GIVEN EXERCISE: Omit the pictures, then reproduce every remaining record exactly.
* start RECORDS TO PROCESS *
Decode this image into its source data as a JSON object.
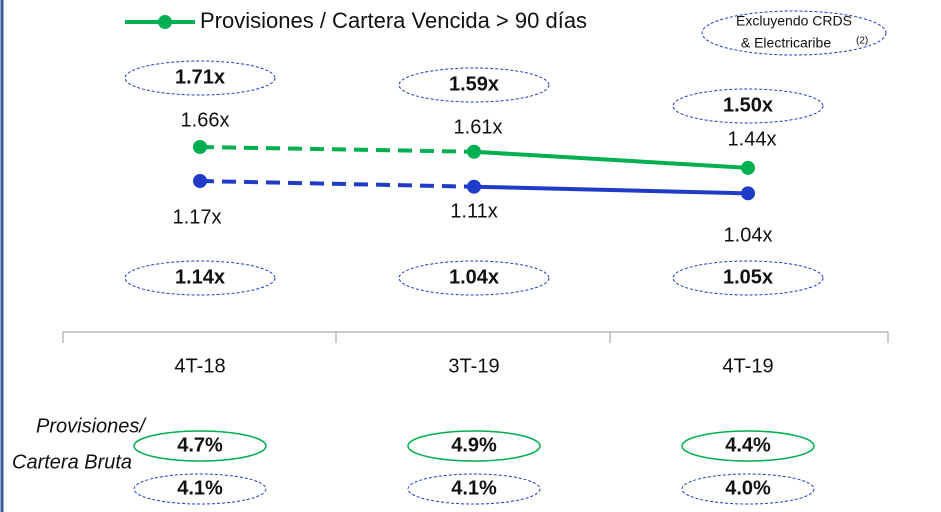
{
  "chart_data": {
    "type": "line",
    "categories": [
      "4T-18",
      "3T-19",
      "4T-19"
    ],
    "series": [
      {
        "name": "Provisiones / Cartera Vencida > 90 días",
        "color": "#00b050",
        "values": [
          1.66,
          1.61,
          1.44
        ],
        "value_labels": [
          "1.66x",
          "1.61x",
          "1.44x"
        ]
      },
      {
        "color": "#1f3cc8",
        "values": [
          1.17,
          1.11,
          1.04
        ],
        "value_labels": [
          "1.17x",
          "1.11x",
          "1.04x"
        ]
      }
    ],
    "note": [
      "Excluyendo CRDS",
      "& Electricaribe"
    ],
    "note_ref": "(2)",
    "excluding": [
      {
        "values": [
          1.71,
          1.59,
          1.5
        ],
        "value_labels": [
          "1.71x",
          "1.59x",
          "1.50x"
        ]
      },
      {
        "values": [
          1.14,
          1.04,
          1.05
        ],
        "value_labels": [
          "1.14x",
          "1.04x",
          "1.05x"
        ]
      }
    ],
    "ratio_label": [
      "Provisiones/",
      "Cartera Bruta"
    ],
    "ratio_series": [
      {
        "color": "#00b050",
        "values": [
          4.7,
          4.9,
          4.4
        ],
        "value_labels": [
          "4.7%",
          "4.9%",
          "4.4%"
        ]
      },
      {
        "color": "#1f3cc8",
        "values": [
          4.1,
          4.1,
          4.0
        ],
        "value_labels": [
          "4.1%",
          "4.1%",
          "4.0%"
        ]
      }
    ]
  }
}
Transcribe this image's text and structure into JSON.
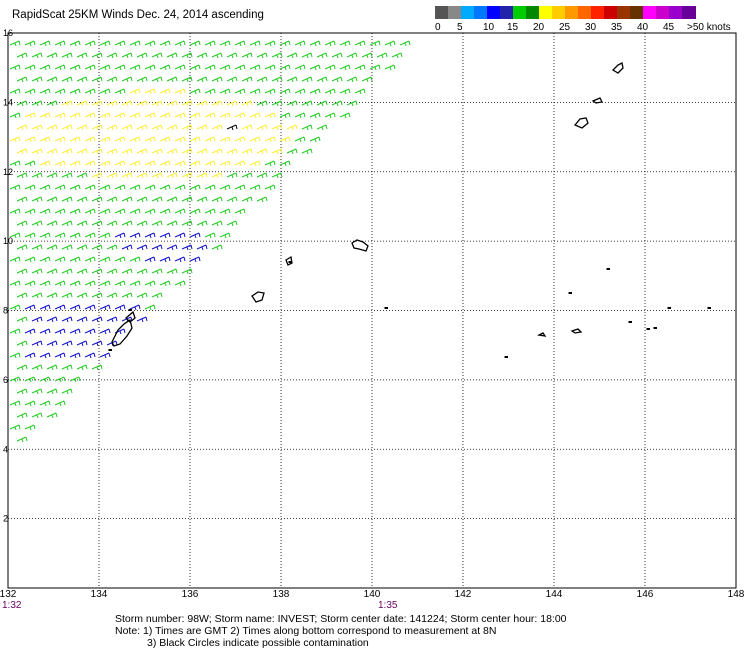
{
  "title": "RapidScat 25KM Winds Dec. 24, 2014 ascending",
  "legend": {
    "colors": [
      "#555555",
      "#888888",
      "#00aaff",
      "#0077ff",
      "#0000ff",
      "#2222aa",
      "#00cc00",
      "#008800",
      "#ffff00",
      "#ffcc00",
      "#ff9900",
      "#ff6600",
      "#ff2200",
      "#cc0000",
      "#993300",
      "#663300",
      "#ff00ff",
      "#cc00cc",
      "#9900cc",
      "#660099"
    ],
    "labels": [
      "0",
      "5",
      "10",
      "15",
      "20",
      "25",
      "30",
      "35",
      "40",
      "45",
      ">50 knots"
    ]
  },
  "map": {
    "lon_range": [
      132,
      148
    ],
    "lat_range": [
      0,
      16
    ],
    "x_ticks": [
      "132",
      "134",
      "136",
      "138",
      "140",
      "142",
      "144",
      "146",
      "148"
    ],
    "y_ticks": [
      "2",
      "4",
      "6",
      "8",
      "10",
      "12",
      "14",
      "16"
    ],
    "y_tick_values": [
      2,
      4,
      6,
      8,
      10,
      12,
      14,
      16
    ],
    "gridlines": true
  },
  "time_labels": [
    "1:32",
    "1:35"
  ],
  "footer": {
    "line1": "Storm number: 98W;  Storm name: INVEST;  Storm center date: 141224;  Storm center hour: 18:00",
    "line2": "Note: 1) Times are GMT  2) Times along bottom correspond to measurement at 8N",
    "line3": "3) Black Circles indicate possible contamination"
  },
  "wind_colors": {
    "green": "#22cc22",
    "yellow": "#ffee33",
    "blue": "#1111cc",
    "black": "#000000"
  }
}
* end RECORDS TO PROCESS *
ANSWER TO THIS TASK:
Decode this image into its source data as a JSON object.
{
  "chart_data": {
    "type": "line",
    "categories": [
      "4T-18",
      "3T-19",
      "4T-19"
    ],
    "series": [
      {
        "name": "Provisiones / Cartera Vencida > 90 días",
        "color": "#00b050",
        "values": [
          1.66,
          1.61,
          1.44
        ],
        "value_labels": [
          "1.66x",
          "1.61x",
          "1.44x"
        ]
      },
      {
        "color": "#1f3cc8",
        "values": [
          1.17,
          1.11,
          1.04
        ],
        "value_labels": [
          "1.17x",
          "1.11x",
          "1.04x"
        ]
      }
    ],
    "note": [
      "Excluyendo CRDS",
      "& Electricaribe"
    ],
    "note_ref": "(2)",
    "excluding": [
      {
        "values": [
          1.71,
          1.59,
          1.5
        ],
        "value_labels": [
          "1.71x",
          "1.59x",
          "1.50x"
        ]
      },
      {
        "values": [
          1.14,
          1.04,
          1.05
        ],
        "value_labels": [
          "1.14x",
          "1.04x",
          "1.05x"
        ]
      }
    ],
    "ratio_label": [
      "Provisiones/",
      "Cartera Bruta"
    ],
    "ratio_series": [
      {
        "color": "#00b050",
        "values": [
          4.7,
          4.9,
          4.4
        ],
        "value_labels": [
          "4.7%",
          "4.9%",
          "4.4%"
        ]
      },
      {
        "color": "#1f3cc8",
        "values": [
          4.1,
          4.1,
          4.0
        ],
        "value_labels": [
          "4.1%",
          "4.1%",
          "4.0%"
        ]
      }
    ]
  }
}
Transcribe this image's text and structure into JSON.
{
  "title": "RapidScat 25KM Winds Dec. 24, 2014 ascending",
  "legend": {
    "colors": [
      "#555555",
      "#888888",
      "#00aaff",
      "#0077ff",
      "#0000ff",
      "#2222aa",
      "#00cc00",
      "#008800",
      "#ffff00",
      "#ffcc00",
      "#ff9900",
      "#ff6600",
      "#ff2200",
      "#cc0000",
      "#993300",
      "#663300",
      "#ff00ff",
      "#cc00cc",
      "#9900cc",
      "#660099"
    ],
    "labels": [
      "0",
      "5",
      "10",
      "15",
      "20",
      "25",
      "30",
      "35",
      "40",
      "45",
      ">50 knots"
    ]
  },
  "map": {
    "lon_range": [
      132,
      148
    ],
    "lat_range": [
      0,
      16
    ],
    "x_ticks": [
      "132",
      "134",
      "136",
      "138",
      "140",
      "142",
      "144",
      "146",
      "148"
    ],
    "y_ticks": [
      "2",
      "4",
      "6",
      "8",
      "10",
      "12",
      "14",
      "16"
    ],
    "y_tick_values": [
      2,
      4,
      6,
      8,
      10,
      12,
      14,
      16
    ],
    "gridlines": true
  },
  "time_labels": [
    "1:32",
    "1:35"
  ],
  "footer": {
    "line1": "Storm number: 98W;  Storm name: INVEST;  Storm center date: 141224;  Storm center hour: 18:00",
    "line2": "Note: 1) Times are GMT  2) Times along bottom correspond to measurement at 8N",
    "line3": "3) Black Circles indicate possible contamination"
  },
  "wind_colors": {
    "green": "#22cc22",
    "yellow": "#ffee33",
    "blue": "#1111cc",
    "black": "#000000"
  }
}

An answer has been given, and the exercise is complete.